- **EXERCISE GOAL**: Reproduce all lines of the listing below in which the word "weiß" occurs.

- **RECORDED INFORMATION**:
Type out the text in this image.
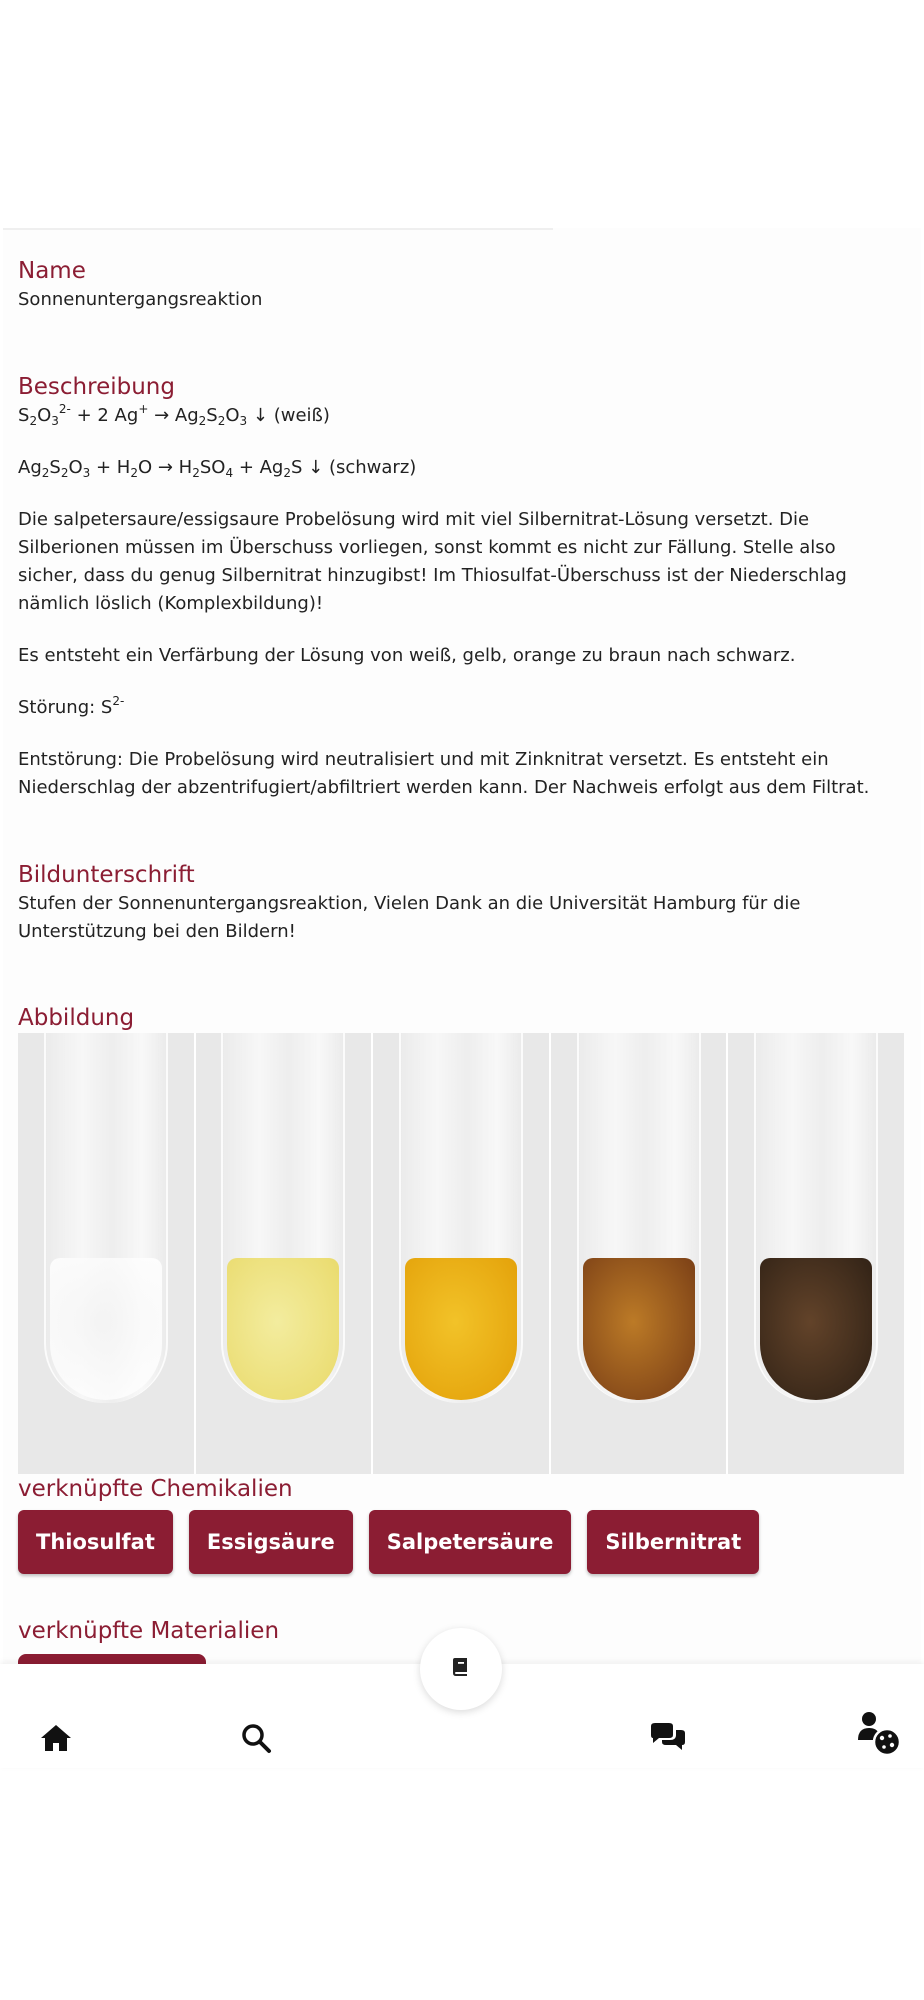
Name

Sonnenuntergangsreaktion

Beschreibung

$S_2O_3^{2-} + 2$ $Ag^+ \to Ag_2S_2O_3$ ↓ (weiß)

$Ag_2S_2O_3 + H_2O \to H_2SO_4 + Ag_2S$ ↓ (schwarz)

Die salpetersaure/essigsaure Probelösung wird mit viel Silbernitrat-Lösung versetzt. Die Silberionen müssen im Überschuss vorliegen, sonst kommt es nicht zur Fällung. Stelle also sicher, dass du genug Silbernitrat hinzugibst! Im Thiosulfat-Überschuss ist der Niederschlag nämlich löslich (Komplexbildung)!

Es entsteht ein Verfärbung der Lösung von weiß, gelb, orange zu braun nach schwarz.

Störung: $S^{2-}$

Entstörung: Die Probelösung wird neutralisiert und mit Zinknitrat versetzt. Es entsteht ein Niederschlag der abzentrifugiert/abfiltriert werden kann. Der Nachweis erfolgt aus dem Filtrat.

Bildunterschrift

Stufen der Sonnenuntergangsreaktion, Vielen Dank an die Universität Hamburg für die Unterstützung bei den Bildern!

Abbildung
verknüpfte Chemikalien
Thiosulfat	Essigsäure	Salpetersäure	Silbernitrat
verknüpfte Materialien
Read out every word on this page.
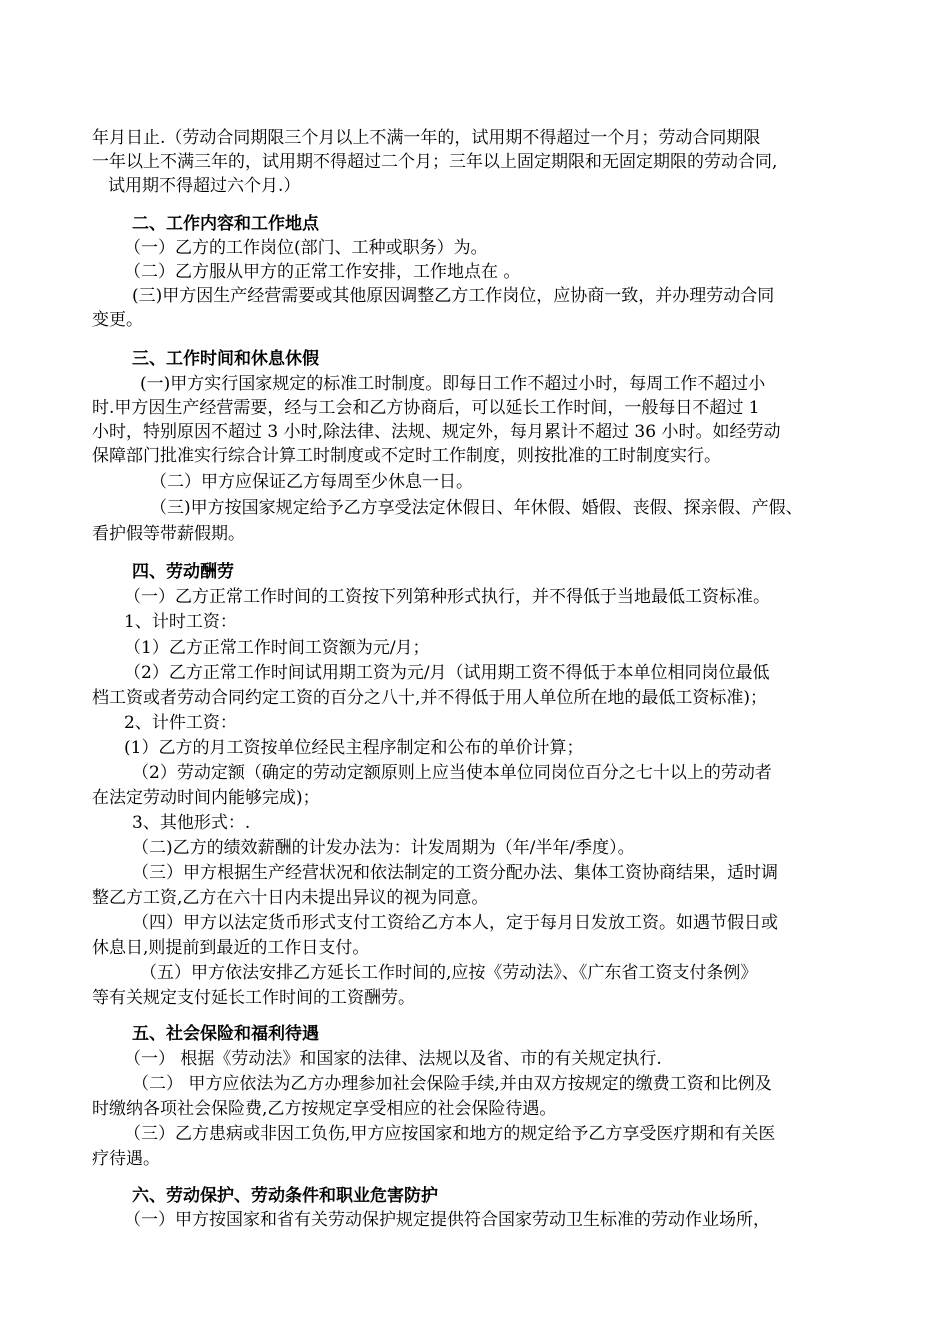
年月日止.（劳动合同期限三个月以上不满一年的，试用期不得超过一个月；劳动合同期限
一年以上不满三年的，试用期不得超过二个月；三年以上固定期限和无固定期限的劳动合同,
试用期不得超过六个月.）
二、工作内容和工作地点
（一）乙方的工作岗位(部门、工种或职务）为。
（二）乙方服从甲方的正常工作安排，工作地点在 。
(三)甲方因生产经营需要或其他原因调整乙方工作岗位，应协商一致，并办理劳动合同
变更。
三、工作时间和休息休假
(一)甲方实行国家规定的标准工时制度。即每日工作不超过小时，每周工作不超过小
时.甲方因生产经营需要，经与工会和乙方协商后，可以延长工作时间，一般每日不超过 1
小时，特别原因不超过 3 小时,除法律、法规、规定外，每月累计不超过 36 小时。如经劳动
保障部门批准实行综合计算工时制度或不定时工作制度，则按批准的工时制度实行。
（二）甲方应保证乙方每周至少休息一日。
（三)甲方按国家规定给予乙方享受法定休假日、年休假、婚假、丧假、探亲假、产假、
看护假等带薪假期。
四、劳动酬劳
（一）乙方正常工作时间的工资按下列第种形式执行，并不得低于当地最低工资标准。
1、计时工资：
（1）乙方正常工作时间工资额为元/月；
（2）乙方正常工作时间试用期工资为元/月（试用期工资不得低于本单位相同岗位最低
档工资或者劳动合同约定工资的百分之八十,并不得低于用人单位所在地的最低工资标准)；
2、计件工资：
(1）乙方的月工资按单位经民主程序制定和公布的单价计算；
（2）劳动定额（确定的劳动定额原则上应当使本单位同岗位百分之七十以上的劳动者
在法定劳动时间内能够完成)；
3、其他形式：.
（二)乙方的绩效薪酬的计发办法为：计发周期为（年/半年/季度）。
（三）甲方根据生产经营状况和依法制定的工资分配办法、集体工资协商结果，适时调
整乙方工资,乙方在六十日内未提出异议的视为同意。
（四）甲方以法定货币形式支付工资给乙方本人，定于每月日发放工资。如遇节假日或
休息日,则提前到最近的工作日支付。
（五）甲方依法安排乙方延长工作时间的,应按《劳动法》、《广东省工资支付条例》
等有关规定支付延长工作时间的工资酬劳。
五、社会保险和福利待遇
（一） 根据《劳动法》和国家的法律、法规以及省、市的有关规定执行.
（二） 甲方应依法为乙方办理参加社会保险手续,并由双方按规定的缴费工资和比例及
时缴纳各项社会保险费,乙方按规定享受相应的社会保险待遇。
（三）乙方患病或非因工负伤,甲方应按国家和地方的规定给予乙方享受医疗期和有关医
疗待遇。
六、劳动保护、劳动条件和职业危害防护
（一）甲方按国家和省有关劳动保护规定提供符合国家劳动卫生标准的劳动作业场所，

- **ANSWER TO THE TASK**:
$S_2O_3^{2-} + 2$ $Ag^+ \to Ag_2S_2O_3$ ↓ (weiß)
Es entsteht ein Verfärbung der Lösung von weiß, gelb, orange zu braun nach schwarz.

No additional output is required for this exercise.